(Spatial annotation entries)
-- start --
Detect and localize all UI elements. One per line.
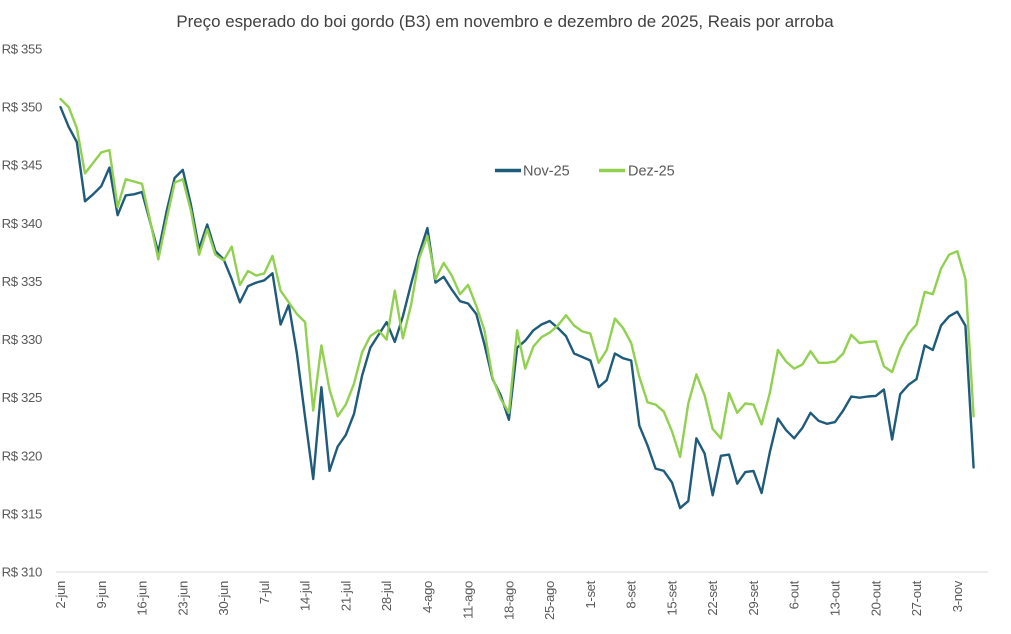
svg-text:8-set: 8-set [624,580,639,608]
svg-text:R$ 315: R$ 315 [2,506,42,521]
svg-text:7-jul: 7-jul [257,581,272,605]
svg-text:21-jul: 21-jul [338,581,353,612]
svg-text:Nov-25: Nov-25 [523,164,570,180]
svg-text:27-out: 27-out [909,580,924,616]
svg-text:2-jun: 2-jun [53,581,68,609]
svg-text:9-jun: 9-jun [94,581,109,609]
svg-text:25-ago: 25-ago [542,581,557,620]
svg-text:3-nov: 3-nov [950,580,965,612]
svg-text:R$ 320: R$ 320 [2,448,42,463]
svg-text:R$ 310: R$ 310 [2,565,42,580]
svg-text:18-ago: 18-ago [501,581,516,620]
svg-text:R$ 345: R$ 345 [2,158,42,173]
svg-text:6-out: 6-out [787,580,802,609]
svg-text:R$ 330: R$ 330 [2,332,42,347]
svg-text:4-ago: 4-ago [420,581,435,613]
svg-text:1-set: 1-set [583,580,598,608]
svg-text:R$ 350: R$ 350 [2,100,42,115]
svg-text:16-jun: 16-jun [135,581,150,616]
svg-text:14-jul: 14-jul [298,581,313,612]
svg-text:Dez-25: Dez-25 [628,164,675,180]
svg-text:22-set: 22-set [705,580,720,615]
svg-text:13-out: 13-out [828,580,843,616]
svg-text:Preço esperado do boi gordo (B: Preço esperado do boi gordo (B3) em nove… [176,12,834,31]
svg-text:R$ 335: R$ 335 [2,274,42,289]
svg-text:15-set: 15-set [665,580,680,615]
svg-text:R$ 355: R$ 355 [2,42,42,57]
svg-text:R$ 340: R$ 340 [2,216,42,231]
svg-text:11-ago: 11-ago [461,581,476,619]
svg-text:28-jul: 28-jul [379,581,394,612]
svg-text:30-jun: 30-jun [216,581,231,616]
svg-text:20-out: 20-out [868,580,883,616]
svg-text:29-set: 29-set [746,580,761,615]
svg-text:R$ 325: R$ 325 [2,390,42,405]
svg-text:23-jun: 23-jun [175,581,190,616]
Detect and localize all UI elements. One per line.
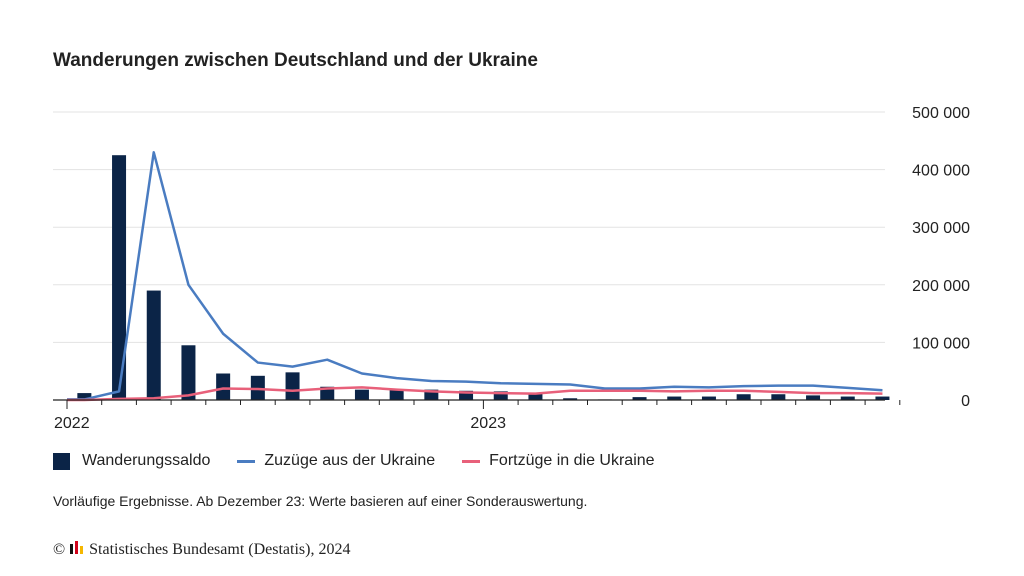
x-tick-label: 2022 xyxy=(54,415,90,432)
copyright-symbol: © xyxy=(53,540,66,558)
bar xyxy=(701,396,716,400)
bar xyxy=(563,398,578,400)
source-text: Statistisches Bundesamt (Destatis), 2024 xyxy=(89,540,351,558)
bar xyxy=(320,386,335,400)
bar xyxy=(77,393,92,400)
legend-swatch-line xyxy=(237,459,256,463)
chart-title: Wanderungen zwischen Deutschland und der… xyxy=(53,50,538,71)
bar xyxy=(354,389,369,400)
bar xyxy=(528,392,543,400)
bar xyxy=(285,372,300,400)
y-tick-label: 300 000 xyxy=(912,220,970,237)
y-tick-label: 200 000 xyxy=(912,278,970,295)
bar-series-wanderungssaldo xyxy=(77,155,890,400)
legend-label: Fortzüge in die Ukraine xyxy=(489,452,655,469)
y-tick-label: 100 000 xyxy=(912,335,970,352)
y-tick-label: 500 000 xyxy=(912,105,970,122)
bar xyxy=(493,391,508,400)
legend-swatch-line xyxy=(462,459,481,463)
bar xyxy=(112,155,127,400)
legend-item-wanderungssaldo[interactable]: Wanderungssaldo xyxy=(53,452,210,470)
bar xyxy=(840,396,855,400)
x-tick-label: 2023 xyxy=(470,415,506,432)
line-zuzuege xyxy=(67,151,883,401)
bar xyxy=(459,390,474,400)
y-tick-label: 0 xyxy=(961,393,970,410)
source-footer: © Statistisches Bundesamt (Destatis), 20… xyxy=(53,540,350,559)
bar xyxy=(875,396,890,400)
gridlines xyxy=(53,111,885,343)
line-series xyxy=(67,151,883,402)
y-axis: 500 000 400 000 300 000 200 000 100 000 0 xyxy=(912,105,970,410)
legend-item-zuzuege[interactable]: Zuzüge aus der Ukraine xyxy=(237,452,435,470)
bar xyxy=(424,389,439,400)
legend: Wanderungssaldo Zuzüge aus der Ukraine F… xyxy=(53,452,682,470)
legend-label: Zuzüge aus der Ukraine xyxy=(264,452,436,469)
bar xyxy=(667,396,682,400)
bar xyxy=(771,394,786,400)
legend-swatch-bar xyxy=(53,452,70,470)
chart-note: Vorläufige Ergebnisse. Ab Dezember 23: W… xyxy=(53,493,588,509)
x-axis: 2022 2023 xyxy=(53,399,901,432)
bar xyxy=(806,395,821,400)
legend-item-fortzuege[interactable]: Fortzüge in die Ukraine xyxy=(462,452,655,470)
bar xyxy=(146,290,161,400)
bar xyxy=(216,373,231,400)
bar xyxy=(736,394,751,400)
bar xyxy=(181,345,196,400)
bar xyxy=(632,397,647,400)
line-fortzuege xyxy=(67,386,883,402)
legend-label: Wanderungssaldo xyxy=(82,452,211,469)
bar xyxy=(389,389,404,400)
y-tick-label: 400 000 xyxy=(912,163,970,180)
destatis-logo-icon xyxy=(69,540,85,559)
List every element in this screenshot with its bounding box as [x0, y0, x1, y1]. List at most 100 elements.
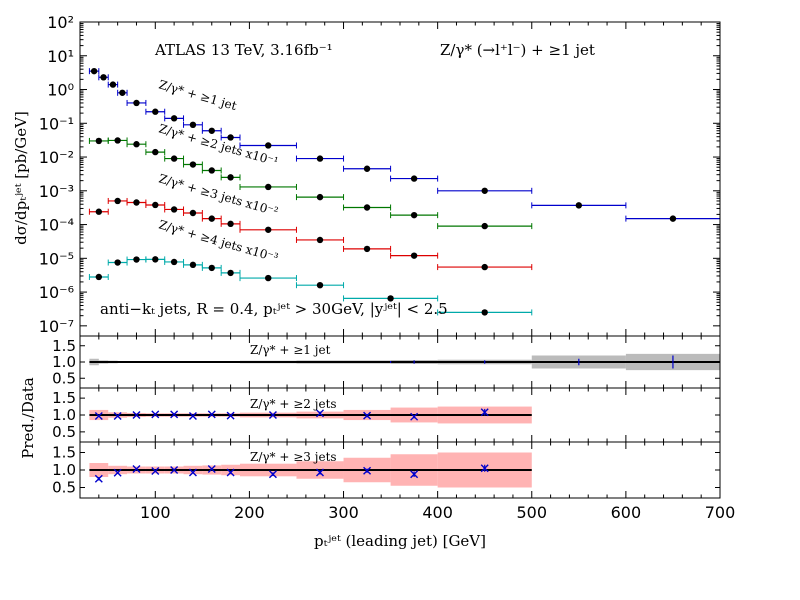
data-point-s4 — [183, 261, 203, 269]
data-point-s1 — [343, 165, 392, 172]
data-point-s1 — [239, 142, 297, 149]
data-point-s4 — [343, 295, 439, 302]
data-point-s2 — [126, 141, 147, 148]
y-tick-label: 10⁻² — [39, 148, 74, 167]
y-tick-label: 10² — [47, 13, 74, 32]
data-point-s1 — [145, 108, 166, 115]
data-point-s2 — [220, 174, 241, 181]
ratio-marker — [480, 408, 489, 417]
data-point-s3 — [201, 215, 222, 222]
x-tick-label: 500 — [516, 503, 547, 522]
y-tick-label: 10⁻¹ — [39, 114, 74, 133]
data-point-s3 — [390, 252, 439, 259]
data-point-s4 — [164, 258, 185, 266]
ratio-y-tick-label: 0.5 — [52, 479, 76, 497]
data-point-s1 — [98, 74, 109, 81]
data-point-s3 — [437, 263, 533, 271]
data-point-s1 — [437, 187, 533, 194]
ratio-y-tick-label: 1.0 — [52, 353, 76, 371]
y-tick-label: 10⁰ — [47, 81, 74, 100]
ratio-marker — [151, 410, 160, 419]
data-point-s1 — [220, 134, 241, 141]
data-point-s1 — [531, 202, 627, 209]
ratio-marker — [226, 468, 235, 477]
ratio-marker — [188, 468, 197, 477]
data-point-s4 — [239, 274, 297, 282]
ratio-y-tick-label: 1.0 — [52, 461, 76, 479]
data-point-s2 — [201, 167, 222, 174]
data-point-s1 — [117, 89, 128, 96]
data-point-s1 — [88, 67, 100, 75]
ratio-marker — [226, 411, 235, 420]
ratio-y-tick-label: 0.5 — [52, 369, 76, 387]
process-label: Z/γ* (→l⁺l⁻) + ≥1 jet — [440, 41, 595, 59]
data-point-s1 — [183, 121, 203, 129]
ratio-marker — [94, 474, 103, 483]
data-point-s2 — [88, 137, 109, 145]
ratio-marker — [188, 412, 197, 421]
ratio-y-tick-label: 1.5 — [52, 337, 76, 355]
ratio-marker — [113, 412, 122, 421]
data-point-s1 — [201, 127, 222, 134]
data-point-s3 — [295, 236, 345, 244]
ratio-marker — [316, 468, 324, 477]
ratio-y-tick-label: 1.0 — [52, 406, 76, 424]
ratio-marker — [268, 470, 277, 479]
data-point-s4 — [88, 273, 109, 281]
experiment-label: ATLAS 13 TeV, 3.16fb⁻¹ — [154, 41, 333, 59]
x-axis-label: pₜʲᵉᵗ (leading jet) [GeV] — [314, 532, 486, 550]
data-point-s1 — [164, 115, 185, 122]
data-point-s4 — [295, 281, 345, 289]
data-point-s2 — [107, 137, 128, 144]
ratio-label-1: Z/γ* + ≥1 jet — [250, 343, 331, 357]
ratio-marker — [410, 412, 419, 421]
x-tick-label: 200 — [234, 503, 265, 522]
ratio-marker — [268, 411, 277, 419]
x-tick-label: 700 — [705, 503, 736, 522]
selection-label: anti−kₜ jets, R = 0.4, pₜʲᵉᵗ > 30GeV, |y… — [100, 300, 448, 318]
data-point-s1 — [107, 81, 119, 88]
ratio-y-tick-label: 1.5 — [52, 389, 76, 407]
ratio-marker — [132, 464, 141, 473]
ratio-marker — [363, 411, 372, 420]
ratio-y-tick-label: 1.5 — [52, 444, 76, 462]
ratio-marker — [113, 468, 122, 477]
data-point-s4 — [201, 264, 222, 272]
data-point-s1 — [390, 175, 439, 182]
data-point-s3 — [343, 245, 392, 253]
ratio-marker — [207, 410, 216, 419]
data-point-s4 — [437, 309, 533, 316]
data-point-s2 — [239, 183, 297, 191]
ratio-label-2: Z/γ* + ≥2 jets — [250, 397, 337, 411]
x-tick-label: 400 — [422, 503, 453, 522]
ratio-marker — [207, 464, 216, 473]
ratio-marker — [132, 411, 141, 419]
ratio-marker — [170, 466, 179, 474]
ratio-marker — [316, 409, 324, 418]
x-tick-label: 600 — [611, 503, 642, 522]
data-point-s3 — [88, 208, 109, 215]
y-tick-label: 10⁻³ — [39, 182, 74, 201]
data-point-s3 — [183, 209, 203, 217]
ratio-marker — [94, 412, 103, 421]
data-point-s1 — [126, 99, 147, 107]
data-point-s1 — [295, 155, 345, 162]
data-point-s3 — [164, 206, 185, 213]
y-tick-label: 10⁻⁶ — [39, 283, 74, 302]
ratio-marker — [480, 464, 489, 473]
ratio-y-tick-label: 0.5 — [52, 423, 76, 441]
ratio-label-3: Z/γ* + ≥3 jets — [250, 450, 337, 464]
data-point-s2 — [295, 193, 345, 201]
data-point-s4 — [220, 269, 241, 277]
data-point-s2 — [164, 155, 185, 162]
data-point-s3 — [220, 220, 241, 228]
y-tick-label: 10⁻⁷ — [39, 317, 74, 336]
y-axis-label: dσ/dpₜʲᵉᵗ [pb/GeV] — [12, 111, 30, 245]
ratio-marker — [151, 467, 160, 476]
data-point-s2 — [343, 204, 392, 211]
data-point-s2 — [390, 211, 439, 219]
data-point-s2 — [145, 148, 166, 156]
y-tick-label: 10⁻⁵ — [39, 249, 74, 268]
ratio-marker — [170, 410, 179, 419]
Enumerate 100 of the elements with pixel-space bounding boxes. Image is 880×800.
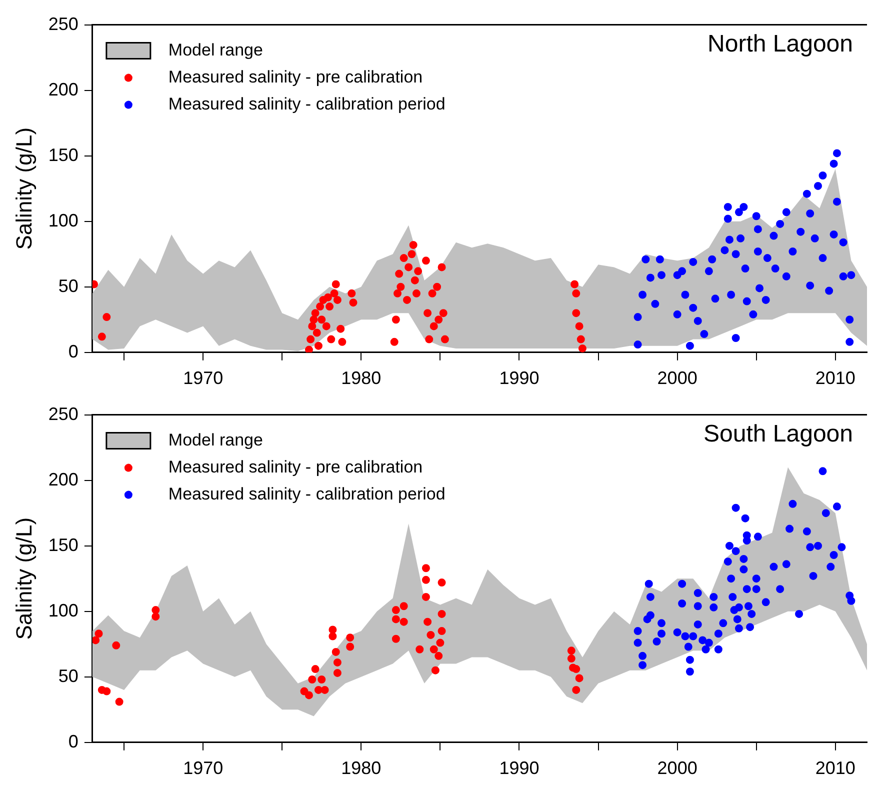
point [311,665,320,674]
point [434,316,443,324]
point [572,665,580,674]
point [440,335,449,344]
point [304,691,313,700]
point [424,618,432,626]
point [570,280,579,288]
point [94,630,103,638]
point [308,322,316,330]
point [576,335,585,344]
y-tick-label: 50 [58,666,78,686]
chart-title: South Lagoon [704,420,853,448]
point [348,289,356,298]
point [306,335,315,344]
point [152,612,160,621]
point [98,332,106,341]
point [431,666,440,674]
point [433,282,442,291]
y-tick-label: 150 [48,534,78,555]
point [115,698,124,706]
point [438,610,446,618]
point [314,686,322,694]
legend-label: Measured salinity - calibration period [168,484,446,504]
point [318,676,326,684]
point [438,627,446,636]
point [422,564,430,572]
point [578,344,586,352]
point [400,602,408,610]
x-tick-label: 1970 [183,368,224,388]
y-axis-title: Salinity (g/L) [11,517,36,640]
y-tick-label: 50 [58,276,78,296]
point [422,576,430,584]
point [425,335,434,344]
y-axis-title: Salinity (g/L) [11,127,36,250]
x-tick-label: 2010 [815,368,856,388]
point [422,256,430,265]
point [392,606,400,614]
point [332,648,340,656]
point [311,309,320,318]
point [439,309,448,318]
y-tick-label: 0 [68,731,78,752]
point [328,626,337,634]
y-tick-label: 200 [48,79,78,100]
point [428,289,436,298]
y-tick-label: 200 [48,469,78,490]
point [404,263,413,272]
legend-label: Measured salinity - pre calibration [168,457,423,476]
point [346,634,354,642]
point [412,289,420,298]
point [416,645,424,654]
point [392,634,400,643]
y-tick-label: 150 [48,144,78,165]
point [152,606,160,614]
point [333,296,342,304]
point [304,346,313,352]
point [422,592,430,601]
point [330,289,338,298]
chart-title: North Lagoon [708,30,853,58]
point [396,282,405,291]
point [314,342,322,350]
y-tick-label: 0 [68,341,78,362]
x-tick-label: 1980 [341,368,382,388]
x-tick-label: 2010 [815,758,856,778]
point [430,322,438,330]
point [424,309,432,318]
point [102,313,111,322]
point [338,338,346,346]
point [392,615,400,624]
point [349,298,358,307]
point [392,316,400,324]
legend-label: Measured salinity - calibration period [168,94,446,114]
point [332,280,340,288]
point [430,645,438,654]
point [572,289,580,298]
point [438,578,446,587]
point [346,642,354,651]
point [312,328,321,337]
point [400,618,408,626]
point [436,638,444,647]
point [567,646,576,655]
point [324,293,332,302]
legend-label: Model range [168,430,263,450]
legend-label: Model range [168,40,263,60]
x-tick-label: 2000 [657,758,698,778]
point [403,296,411,304]
point [575,322,584,330]
x-tick-label: 1980 [341,758,382,778]
point [328,632,337,640]
point [438,263,446,272]
point [336,324,345,333]
point [414,267,422,276]
point [318,316,326,324]
point [572,309,580,318]
legend-label: Measured salinity - pre calibration [168,67,423,86]
point [409,240,418,249]
point [112,641,120,650]
point [327,335,336,344]
point [394,289,402,298]
point [426,630,435,639]
point [572,686,580,694]
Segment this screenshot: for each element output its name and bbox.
-- end --
What the task requires
Edit the lines from the line with "point [311,665,320,674]" up to and including the line with "point [404,263,413,272]", replacing "South Lagoon" with "North Lagoon" and changing nothing else. Give only those lines.

Correct response
point [311,665,320,674]
point [434,316,443,324]
point [572,665,580,674]
point [440,335,449,344]
point [304,691,313,700]
point [424,618,432,626]
point [570,280,579,288]
point [94,630,103,638]
point [308,322,316,330]
point [576,335,585,344]
y-tick-label: 50 [58,666,78,686]
chart-title: North Lagoon [704,420,853,448]
point [348,289,356,298]
point [306,335,315,344]
point [152,612,160,621]
point [98,332,106,341]
point [431,666,440,674]
point [433,282,442,291]
y-tick-label: 150 [48,534,78,555]
point [115,698,124,706]
point [438,610,446,618]
point [314,686,322,694]
legend-label: Measured salinity - calibration period [168,484,446,504]
point [318,676,326,684]
point [438,627,446,636]
point [422,564,430,572]
point [578,344,586,352]
point [400,602,408,610]
x-tick-label: 1970 [183,368,224,388]
y-axis-title: Salinity (g/L) [11,517,36,640]
y-tick-label: 50 [58,276,78,296]
point [422,576,430,584]
point [425,335,434,344]
y-axis-title: Salinity (g/L) [11,127,36,250]
x-tick-label: 2010 [815,368,856,388]
point [422,256,430,265]
point [392,606,400,614]
point [332,648,340,656]
point [311,309,320,318]
point [439,309,448,318]
y-tick-label: 0 [68,731,78,752]
point [328,626,337,634]
y-tick-label: 200 [48,79,78,100]
point [428,289,436,298]
y-tick-label: 200 [48,469,78,490]
point [404,263,413,272]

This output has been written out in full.